**Instructions to follow**
Quote the entries word for word. Omit the pictures.

**Record extracts**
= = = =

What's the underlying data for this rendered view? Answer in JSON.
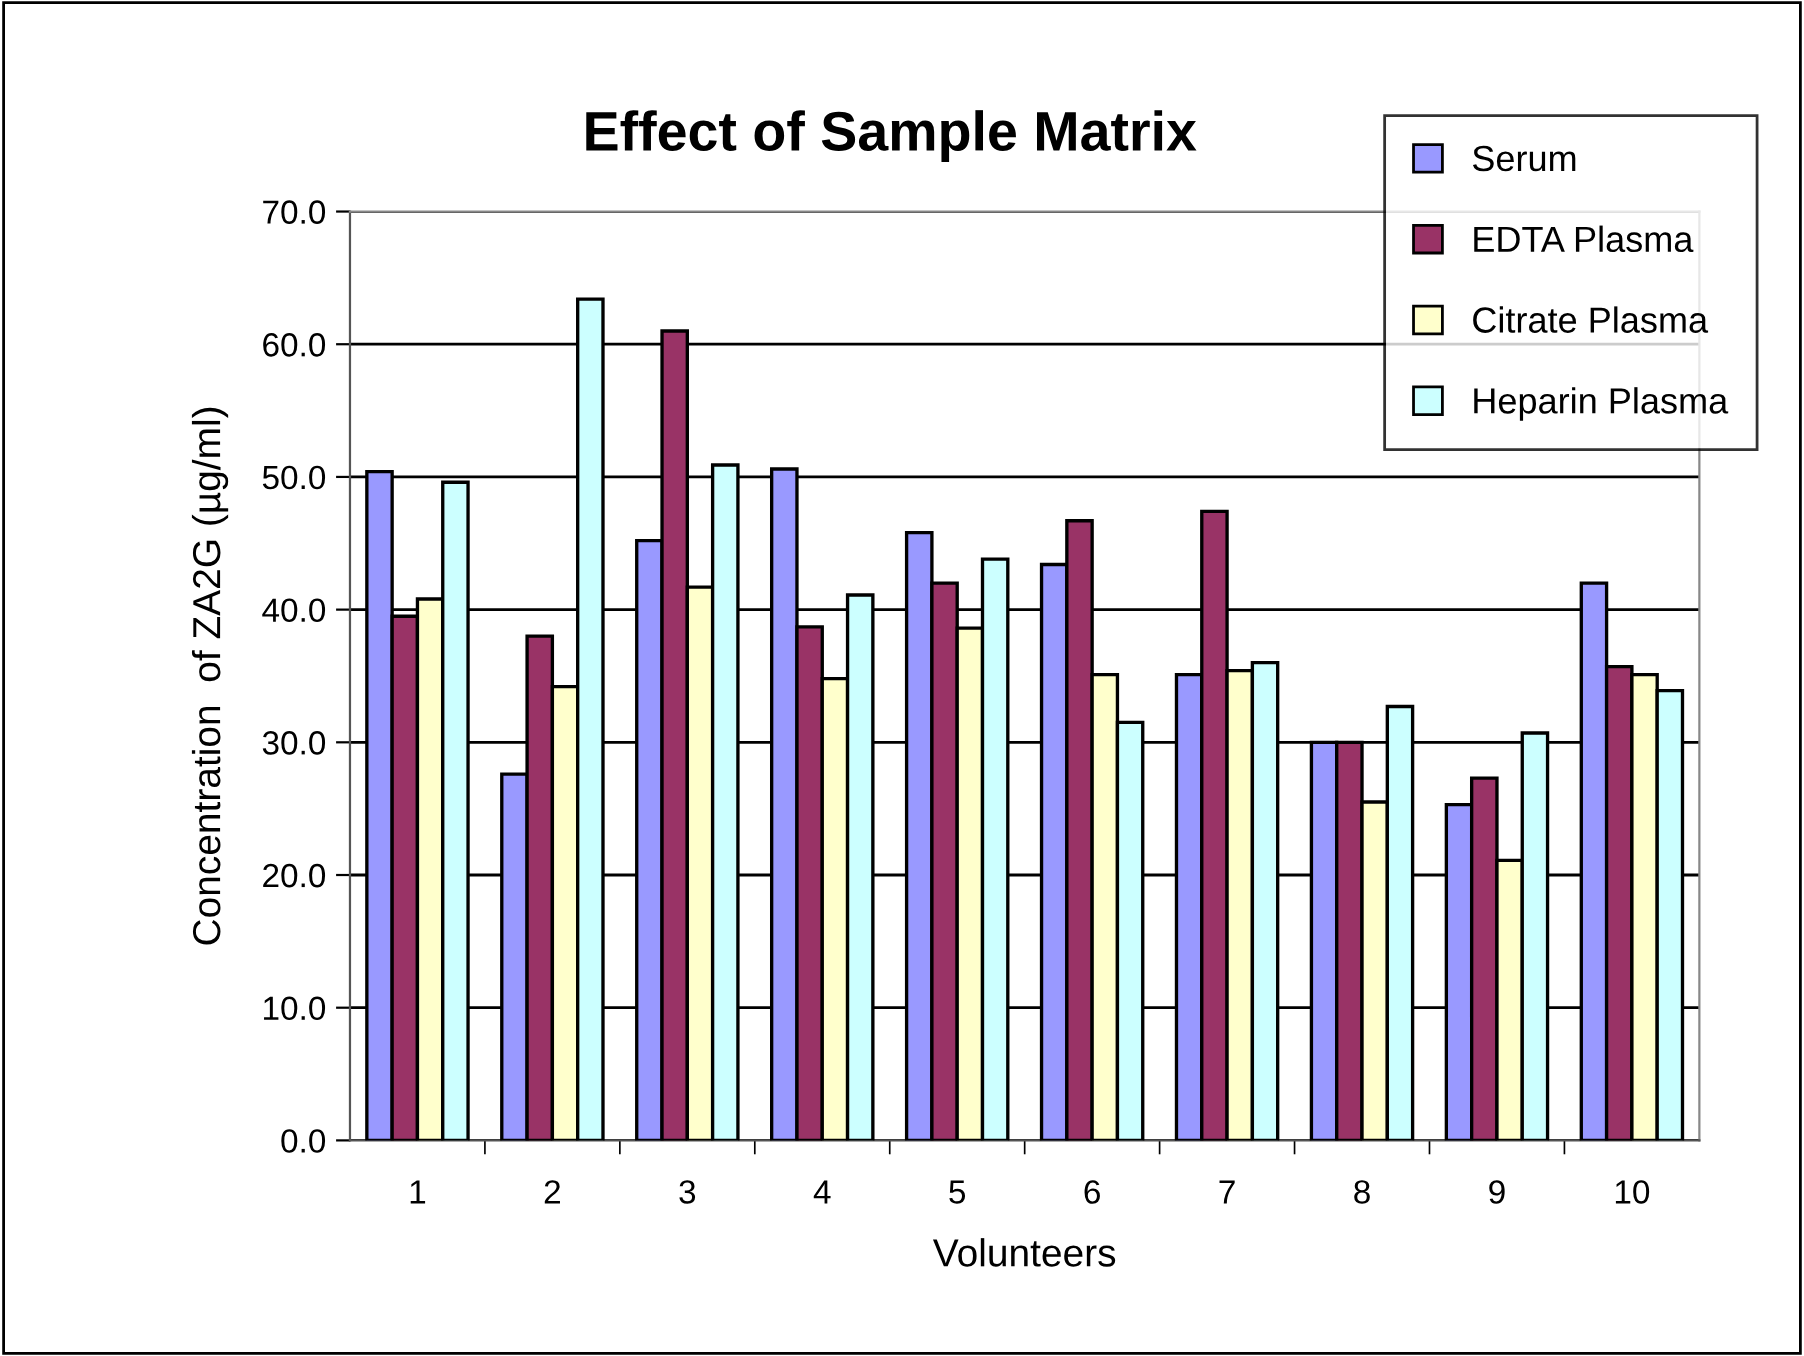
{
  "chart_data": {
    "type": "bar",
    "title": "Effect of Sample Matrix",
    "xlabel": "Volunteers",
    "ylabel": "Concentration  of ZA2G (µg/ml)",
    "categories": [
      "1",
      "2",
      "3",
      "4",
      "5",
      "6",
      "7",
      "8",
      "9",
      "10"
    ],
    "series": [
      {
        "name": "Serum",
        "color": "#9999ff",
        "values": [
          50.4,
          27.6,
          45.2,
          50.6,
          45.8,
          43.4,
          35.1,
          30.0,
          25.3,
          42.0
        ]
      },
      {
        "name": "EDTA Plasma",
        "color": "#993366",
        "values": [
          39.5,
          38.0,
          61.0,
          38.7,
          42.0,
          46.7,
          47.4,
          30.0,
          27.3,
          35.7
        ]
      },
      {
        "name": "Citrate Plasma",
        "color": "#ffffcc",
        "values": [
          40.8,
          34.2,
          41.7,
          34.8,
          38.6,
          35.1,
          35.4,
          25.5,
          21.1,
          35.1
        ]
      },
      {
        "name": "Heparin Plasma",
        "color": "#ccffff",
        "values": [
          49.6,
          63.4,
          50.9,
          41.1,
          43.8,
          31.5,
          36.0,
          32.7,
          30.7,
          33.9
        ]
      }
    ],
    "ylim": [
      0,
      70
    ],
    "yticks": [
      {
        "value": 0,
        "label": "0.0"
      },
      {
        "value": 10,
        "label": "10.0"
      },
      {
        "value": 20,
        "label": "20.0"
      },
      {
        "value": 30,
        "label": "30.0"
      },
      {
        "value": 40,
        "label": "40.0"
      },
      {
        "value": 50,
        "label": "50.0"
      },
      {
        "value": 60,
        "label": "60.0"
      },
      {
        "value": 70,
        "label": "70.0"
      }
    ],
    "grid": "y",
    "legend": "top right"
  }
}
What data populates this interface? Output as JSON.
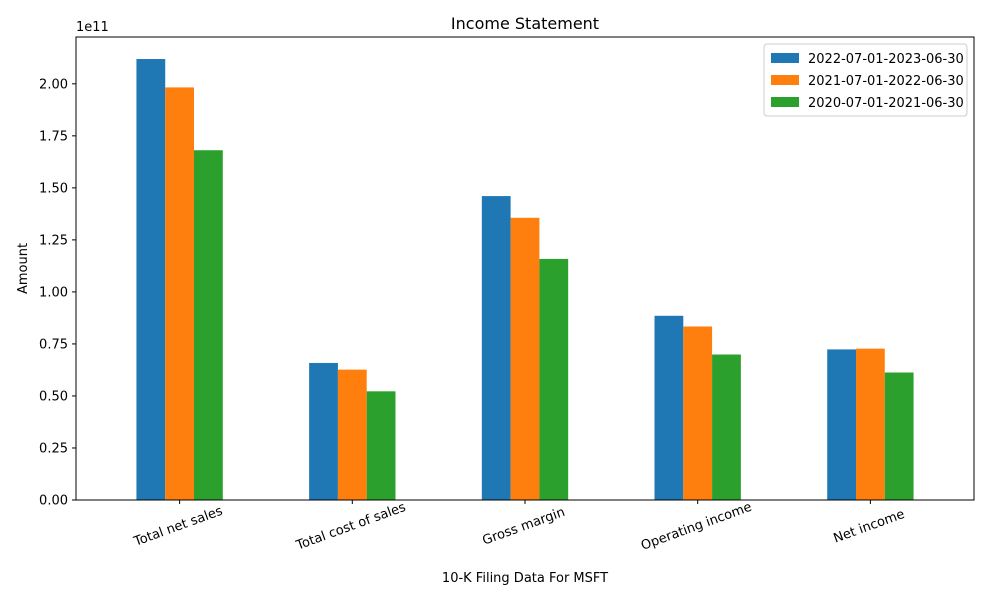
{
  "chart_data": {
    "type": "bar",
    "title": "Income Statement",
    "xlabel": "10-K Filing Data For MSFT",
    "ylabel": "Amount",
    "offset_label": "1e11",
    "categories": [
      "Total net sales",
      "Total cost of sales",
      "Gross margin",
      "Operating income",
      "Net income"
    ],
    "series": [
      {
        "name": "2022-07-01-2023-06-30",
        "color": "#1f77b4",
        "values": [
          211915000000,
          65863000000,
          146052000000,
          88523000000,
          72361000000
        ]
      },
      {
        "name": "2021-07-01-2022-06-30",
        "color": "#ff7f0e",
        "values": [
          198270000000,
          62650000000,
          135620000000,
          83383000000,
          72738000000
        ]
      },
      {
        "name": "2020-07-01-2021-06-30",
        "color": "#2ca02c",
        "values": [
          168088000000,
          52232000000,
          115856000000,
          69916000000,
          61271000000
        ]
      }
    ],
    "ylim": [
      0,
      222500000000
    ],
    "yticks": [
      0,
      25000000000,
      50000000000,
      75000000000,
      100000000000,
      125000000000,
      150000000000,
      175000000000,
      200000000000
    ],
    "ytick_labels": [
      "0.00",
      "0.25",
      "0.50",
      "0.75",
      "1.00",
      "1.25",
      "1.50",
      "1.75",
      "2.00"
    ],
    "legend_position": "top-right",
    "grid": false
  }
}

= = = =

**Right answer**
What's the underlying data for this rendered view? Answer in JSON.
{
  "chart_data": {
    "type": "bar",
    "title": "Effect of Sample Matrix",
    "xlabel": "Volunteers",
    "ylabel": "Concentration  of ZA2G (µg/ml)",
    "categories": [
      "1",
      "2",
      "3",
      "4",
      "5",
      "6",
      "7",
      "8",
      "9",
      "10"
    ],
    "series": [
      {
        "name": "Serum",
        "color": "#9999ff",
        "values": [
          50.4,
          27.6,
          45.2,
          50.6,
          45.8,
          43.4,
          35.1,
          30.0,
          25.3,
          42.0
        ]
      },
      {
        "name": "EDTA Plasma",
        "color": "#993366",
        "values": [
          39.5,
          38.0,
          61.0,
          38.7,
          42.0,
          46.7,
          47.4,
          30.0,
          27.3,
          35.7
        ]
      },
      {
        "name": "Citrate Plasma",
        "color": "#ffffcc",
        "values": [
          40.8,
          34.2,
          41.7,
          34.8,
          38.6,
          35.1,
          35.4,
          25.5,
          21.1,
          35.1
        ]
      },
      {
        "name": "Heparin Plasma",
        "color": "#ccffff",
        "values": [
          49.6,
          63.4,
          50.9,
          41.1,
          43.8,
          31.5,
          36.0,
          32.7,
          30.7,
          33.9
        ]
      }
    ],
    "ylim": [
      0,
      70
    ],
    "yticks": [
      {
        "value": 0,
        "label": "0.0"
      },
      {
        "value": 10,
        "label": "10.0"
      },
      {
        "value": 20,
        "label": "20.0"
      },
      {
        "value": 30,
        "label": "30.0"
      },
      {
        "value": 40,
        "label": "40.0"
      },
      {
        "value": 50,
        "label": "50.0"
      },
      {
        "value": 60,
        "label": "60.0"
      },
      {
        "value": 70,
        "label": "70.0"
      }
    ],
    "grid": "y",
    "legend": "top right"
  }
}
What data populates this interface? Output as JSON.
{
  "chart_data": {
    "type": "bar",
    "title": "Income Statement",
    "xlabel": "10-K Filing Data For MSFT",
    "ylabel": "Amount",
    "offset_label": "1e11",
    "categories": [
      "Total net sales",
      "Total cost of sales",
      "Gross margin",
      "Operating income",
      "Net income"
    ],
    "series": [
      {
        "name": "2022-07-01-2023-06-30",
        "color": "#1f77b4",
        "values": [
          211915000000,
          65863000000,
          146052000000,
          88523000000,
          72361000000
        ]
      },
      {
        "name": "2021-07-01-2022-06-30",
        "color": "#ff7f0e",
        "values": [
          198270000000,
          62650000000,
          135620000000,
          83383000000,
          72738000000
        ]
      },
      {
        "name": "2020-07-01-2021-06-30",
        "color": "#2ca02c",
        "values": [
          168088000000,
          52232000000,
          115856000000,
          69916000000,
          61271000000
        ]
      }
    ],
    "ylim": [
      0,
      222500000000
    ],
    "yticks": [
      0,
      25000000000,
      50000000000,
      75000000000,
      100000000000,
      125000000000,
      150000000000,
      175000000000,
      200000000000
    ],
    "ytick_labels": [
      "0.00",
      "0.25",
      "0.50",
      "0.75",
      "1.00",
      "1.25",
      "1.50",
      "1.75",
      "2.00"
    ],
    "legend_position": "top-right",
    "grid": false
  }
}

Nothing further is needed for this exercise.